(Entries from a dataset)
--- start ---

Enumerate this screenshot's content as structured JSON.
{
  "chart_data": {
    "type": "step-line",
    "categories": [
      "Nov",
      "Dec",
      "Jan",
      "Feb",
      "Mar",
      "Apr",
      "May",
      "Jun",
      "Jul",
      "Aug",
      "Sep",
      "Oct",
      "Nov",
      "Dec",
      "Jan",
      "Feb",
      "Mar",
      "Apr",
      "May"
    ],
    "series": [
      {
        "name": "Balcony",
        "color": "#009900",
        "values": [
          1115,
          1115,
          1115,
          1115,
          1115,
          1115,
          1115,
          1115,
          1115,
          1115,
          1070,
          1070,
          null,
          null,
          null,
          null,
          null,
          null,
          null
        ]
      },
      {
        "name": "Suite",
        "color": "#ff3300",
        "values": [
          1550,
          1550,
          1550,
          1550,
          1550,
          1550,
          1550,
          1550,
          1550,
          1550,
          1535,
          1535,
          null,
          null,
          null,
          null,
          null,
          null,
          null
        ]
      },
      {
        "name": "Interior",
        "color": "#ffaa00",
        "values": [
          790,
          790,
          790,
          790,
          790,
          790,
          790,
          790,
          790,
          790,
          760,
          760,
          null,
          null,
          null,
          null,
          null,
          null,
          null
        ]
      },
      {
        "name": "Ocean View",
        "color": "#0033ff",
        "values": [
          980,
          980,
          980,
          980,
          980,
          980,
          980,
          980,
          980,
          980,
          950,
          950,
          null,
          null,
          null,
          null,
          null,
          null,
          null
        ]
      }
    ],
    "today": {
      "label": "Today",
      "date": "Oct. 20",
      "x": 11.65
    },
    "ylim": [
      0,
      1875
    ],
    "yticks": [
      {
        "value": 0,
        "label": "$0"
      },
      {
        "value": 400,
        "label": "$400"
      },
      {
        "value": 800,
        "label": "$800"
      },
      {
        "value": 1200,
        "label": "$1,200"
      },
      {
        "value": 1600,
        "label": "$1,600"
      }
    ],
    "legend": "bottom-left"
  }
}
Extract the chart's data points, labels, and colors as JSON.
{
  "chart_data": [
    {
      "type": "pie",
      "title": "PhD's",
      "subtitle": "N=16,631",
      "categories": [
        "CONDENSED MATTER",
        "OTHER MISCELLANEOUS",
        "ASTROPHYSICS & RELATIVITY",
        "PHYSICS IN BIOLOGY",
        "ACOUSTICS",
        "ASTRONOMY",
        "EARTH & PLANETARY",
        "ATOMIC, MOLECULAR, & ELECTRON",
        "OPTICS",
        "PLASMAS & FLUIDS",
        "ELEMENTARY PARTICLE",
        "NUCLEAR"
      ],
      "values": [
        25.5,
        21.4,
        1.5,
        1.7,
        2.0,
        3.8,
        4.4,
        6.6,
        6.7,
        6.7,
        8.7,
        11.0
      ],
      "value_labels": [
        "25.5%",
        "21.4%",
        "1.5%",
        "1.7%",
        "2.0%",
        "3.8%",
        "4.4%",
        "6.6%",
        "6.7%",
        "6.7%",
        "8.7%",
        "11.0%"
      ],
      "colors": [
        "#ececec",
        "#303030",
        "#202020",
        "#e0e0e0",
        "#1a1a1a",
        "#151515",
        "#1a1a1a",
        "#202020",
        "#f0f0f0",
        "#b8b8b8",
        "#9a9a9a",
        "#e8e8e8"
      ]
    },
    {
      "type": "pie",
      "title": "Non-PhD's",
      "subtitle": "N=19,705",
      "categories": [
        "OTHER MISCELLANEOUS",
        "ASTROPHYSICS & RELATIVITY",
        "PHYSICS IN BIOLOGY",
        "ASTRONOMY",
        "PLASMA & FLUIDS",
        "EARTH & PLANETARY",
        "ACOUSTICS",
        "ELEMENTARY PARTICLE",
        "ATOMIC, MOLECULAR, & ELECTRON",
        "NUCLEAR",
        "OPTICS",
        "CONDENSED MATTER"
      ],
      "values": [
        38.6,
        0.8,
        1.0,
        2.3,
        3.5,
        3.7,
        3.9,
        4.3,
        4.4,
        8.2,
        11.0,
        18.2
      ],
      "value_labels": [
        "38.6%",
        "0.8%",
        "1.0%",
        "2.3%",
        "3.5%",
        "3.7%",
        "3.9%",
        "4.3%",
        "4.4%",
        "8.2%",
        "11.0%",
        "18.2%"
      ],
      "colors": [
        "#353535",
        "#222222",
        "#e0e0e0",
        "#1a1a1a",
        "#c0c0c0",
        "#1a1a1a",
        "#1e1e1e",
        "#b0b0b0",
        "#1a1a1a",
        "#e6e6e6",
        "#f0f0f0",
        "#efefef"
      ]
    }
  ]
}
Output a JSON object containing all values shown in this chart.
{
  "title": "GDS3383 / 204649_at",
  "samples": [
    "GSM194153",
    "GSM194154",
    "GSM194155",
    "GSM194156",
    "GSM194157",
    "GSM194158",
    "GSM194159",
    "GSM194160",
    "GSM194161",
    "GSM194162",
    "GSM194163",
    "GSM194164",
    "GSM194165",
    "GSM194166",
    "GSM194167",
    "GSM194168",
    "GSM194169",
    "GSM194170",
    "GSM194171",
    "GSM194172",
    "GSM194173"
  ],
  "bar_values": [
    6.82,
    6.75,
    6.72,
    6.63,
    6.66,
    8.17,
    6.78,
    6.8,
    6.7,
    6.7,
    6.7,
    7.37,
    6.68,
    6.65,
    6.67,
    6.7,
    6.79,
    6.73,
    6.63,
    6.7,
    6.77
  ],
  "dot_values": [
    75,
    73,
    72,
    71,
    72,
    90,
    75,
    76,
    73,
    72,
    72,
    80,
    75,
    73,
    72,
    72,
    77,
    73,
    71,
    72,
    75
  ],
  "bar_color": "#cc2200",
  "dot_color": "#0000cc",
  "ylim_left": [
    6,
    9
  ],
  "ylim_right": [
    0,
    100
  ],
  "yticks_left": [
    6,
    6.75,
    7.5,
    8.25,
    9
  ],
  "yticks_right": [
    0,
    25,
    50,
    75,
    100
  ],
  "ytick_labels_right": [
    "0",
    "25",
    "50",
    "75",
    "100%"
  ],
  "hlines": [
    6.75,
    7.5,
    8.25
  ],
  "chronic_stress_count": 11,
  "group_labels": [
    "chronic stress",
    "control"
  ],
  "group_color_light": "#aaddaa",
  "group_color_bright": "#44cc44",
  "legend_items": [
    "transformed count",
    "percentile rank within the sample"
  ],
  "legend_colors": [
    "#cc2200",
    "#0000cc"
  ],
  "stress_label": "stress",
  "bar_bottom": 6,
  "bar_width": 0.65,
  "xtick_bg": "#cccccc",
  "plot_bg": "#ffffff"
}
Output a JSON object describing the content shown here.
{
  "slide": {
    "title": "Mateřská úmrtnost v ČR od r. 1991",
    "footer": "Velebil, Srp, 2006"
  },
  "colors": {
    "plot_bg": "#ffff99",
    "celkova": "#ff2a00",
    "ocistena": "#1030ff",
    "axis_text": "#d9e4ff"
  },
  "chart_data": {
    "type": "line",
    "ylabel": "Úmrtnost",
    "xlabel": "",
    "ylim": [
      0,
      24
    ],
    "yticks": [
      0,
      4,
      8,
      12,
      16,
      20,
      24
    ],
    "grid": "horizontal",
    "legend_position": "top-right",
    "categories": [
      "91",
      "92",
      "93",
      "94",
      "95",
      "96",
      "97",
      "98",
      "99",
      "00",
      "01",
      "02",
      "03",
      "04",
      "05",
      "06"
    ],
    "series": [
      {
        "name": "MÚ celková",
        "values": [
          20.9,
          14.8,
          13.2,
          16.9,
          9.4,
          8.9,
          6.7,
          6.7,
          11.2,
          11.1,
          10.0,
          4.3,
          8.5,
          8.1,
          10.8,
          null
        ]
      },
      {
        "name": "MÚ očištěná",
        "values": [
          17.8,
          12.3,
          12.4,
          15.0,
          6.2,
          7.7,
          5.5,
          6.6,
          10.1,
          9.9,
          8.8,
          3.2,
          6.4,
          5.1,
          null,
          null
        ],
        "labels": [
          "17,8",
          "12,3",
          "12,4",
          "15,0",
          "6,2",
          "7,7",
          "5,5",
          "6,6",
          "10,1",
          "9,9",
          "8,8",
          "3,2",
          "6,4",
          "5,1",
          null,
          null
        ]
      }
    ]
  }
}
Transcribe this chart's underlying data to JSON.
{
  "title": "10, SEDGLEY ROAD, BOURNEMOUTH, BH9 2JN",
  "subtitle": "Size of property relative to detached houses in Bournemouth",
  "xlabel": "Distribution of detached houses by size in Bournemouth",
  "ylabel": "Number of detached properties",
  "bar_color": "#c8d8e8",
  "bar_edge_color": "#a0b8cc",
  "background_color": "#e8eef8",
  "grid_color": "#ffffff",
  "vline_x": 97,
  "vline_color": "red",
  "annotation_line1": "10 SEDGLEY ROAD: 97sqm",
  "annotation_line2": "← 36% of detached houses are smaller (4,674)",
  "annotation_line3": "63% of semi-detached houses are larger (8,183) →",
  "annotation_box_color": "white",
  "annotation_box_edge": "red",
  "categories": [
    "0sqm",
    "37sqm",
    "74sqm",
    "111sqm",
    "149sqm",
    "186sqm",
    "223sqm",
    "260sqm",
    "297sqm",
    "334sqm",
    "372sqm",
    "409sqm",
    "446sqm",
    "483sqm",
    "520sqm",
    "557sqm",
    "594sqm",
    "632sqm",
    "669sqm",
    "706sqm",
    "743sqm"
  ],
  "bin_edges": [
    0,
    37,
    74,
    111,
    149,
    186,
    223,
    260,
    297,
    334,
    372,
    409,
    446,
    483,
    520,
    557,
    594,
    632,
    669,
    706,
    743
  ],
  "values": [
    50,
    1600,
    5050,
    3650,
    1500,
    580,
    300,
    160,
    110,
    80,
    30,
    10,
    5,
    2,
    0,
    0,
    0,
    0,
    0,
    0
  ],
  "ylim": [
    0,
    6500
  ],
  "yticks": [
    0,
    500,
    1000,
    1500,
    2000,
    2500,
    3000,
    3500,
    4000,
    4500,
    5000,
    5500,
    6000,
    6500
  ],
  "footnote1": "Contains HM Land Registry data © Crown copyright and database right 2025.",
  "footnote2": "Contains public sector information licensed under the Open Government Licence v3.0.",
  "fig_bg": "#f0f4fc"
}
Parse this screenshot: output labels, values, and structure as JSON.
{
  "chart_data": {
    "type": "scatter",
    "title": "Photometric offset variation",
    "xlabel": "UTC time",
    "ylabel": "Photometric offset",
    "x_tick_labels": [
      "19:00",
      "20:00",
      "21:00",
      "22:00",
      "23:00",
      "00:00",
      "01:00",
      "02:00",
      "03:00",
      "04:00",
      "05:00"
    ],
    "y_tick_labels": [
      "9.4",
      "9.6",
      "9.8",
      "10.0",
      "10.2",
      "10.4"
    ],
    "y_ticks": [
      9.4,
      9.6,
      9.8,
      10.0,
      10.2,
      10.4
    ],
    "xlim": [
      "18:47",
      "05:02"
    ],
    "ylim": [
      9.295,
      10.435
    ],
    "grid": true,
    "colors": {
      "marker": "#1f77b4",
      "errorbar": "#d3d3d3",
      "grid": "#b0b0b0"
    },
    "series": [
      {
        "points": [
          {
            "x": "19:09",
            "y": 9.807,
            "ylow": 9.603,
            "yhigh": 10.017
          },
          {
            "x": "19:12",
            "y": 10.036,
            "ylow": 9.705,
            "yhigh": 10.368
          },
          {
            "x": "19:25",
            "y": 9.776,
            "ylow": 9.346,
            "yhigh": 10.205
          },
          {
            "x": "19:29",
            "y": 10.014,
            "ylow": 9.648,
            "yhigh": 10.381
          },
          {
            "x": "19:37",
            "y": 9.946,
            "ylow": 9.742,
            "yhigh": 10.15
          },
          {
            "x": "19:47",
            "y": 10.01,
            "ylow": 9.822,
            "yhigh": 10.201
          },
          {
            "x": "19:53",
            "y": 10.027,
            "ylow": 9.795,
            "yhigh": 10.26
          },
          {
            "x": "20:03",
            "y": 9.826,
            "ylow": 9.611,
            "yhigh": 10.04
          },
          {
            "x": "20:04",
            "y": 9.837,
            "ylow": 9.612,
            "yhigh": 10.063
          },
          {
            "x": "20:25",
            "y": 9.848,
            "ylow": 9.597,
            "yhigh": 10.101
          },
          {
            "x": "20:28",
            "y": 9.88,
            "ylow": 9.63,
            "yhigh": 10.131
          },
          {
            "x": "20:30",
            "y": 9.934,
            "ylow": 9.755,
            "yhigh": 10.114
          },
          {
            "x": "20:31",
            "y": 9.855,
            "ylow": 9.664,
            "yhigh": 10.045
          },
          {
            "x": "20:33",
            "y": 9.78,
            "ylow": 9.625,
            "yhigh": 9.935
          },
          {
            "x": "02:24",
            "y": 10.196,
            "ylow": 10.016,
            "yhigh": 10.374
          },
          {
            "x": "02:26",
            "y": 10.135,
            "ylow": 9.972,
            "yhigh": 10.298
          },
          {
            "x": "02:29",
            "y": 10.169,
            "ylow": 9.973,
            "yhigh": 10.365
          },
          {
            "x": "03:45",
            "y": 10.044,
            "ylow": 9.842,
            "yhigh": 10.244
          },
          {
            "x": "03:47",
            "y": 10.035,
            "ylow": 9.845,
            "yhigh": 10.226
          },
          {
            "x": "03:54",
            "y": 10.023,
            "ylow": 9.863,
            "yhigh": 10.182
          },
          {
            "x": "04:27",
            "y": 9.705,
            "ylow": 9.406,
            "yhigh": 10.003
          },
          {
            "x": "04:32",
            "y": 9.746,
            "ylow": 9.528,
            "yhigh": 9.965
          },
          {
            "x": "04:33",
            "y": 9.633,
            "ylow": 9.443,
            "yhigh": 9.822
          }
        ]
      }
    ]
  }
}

--- end ---

Written instruction: Keep only the lines that hold the string "MATTER", and copy them out.

Exercise response:
        "CONDENSED MATTER",
        "CONDENSED MATTER"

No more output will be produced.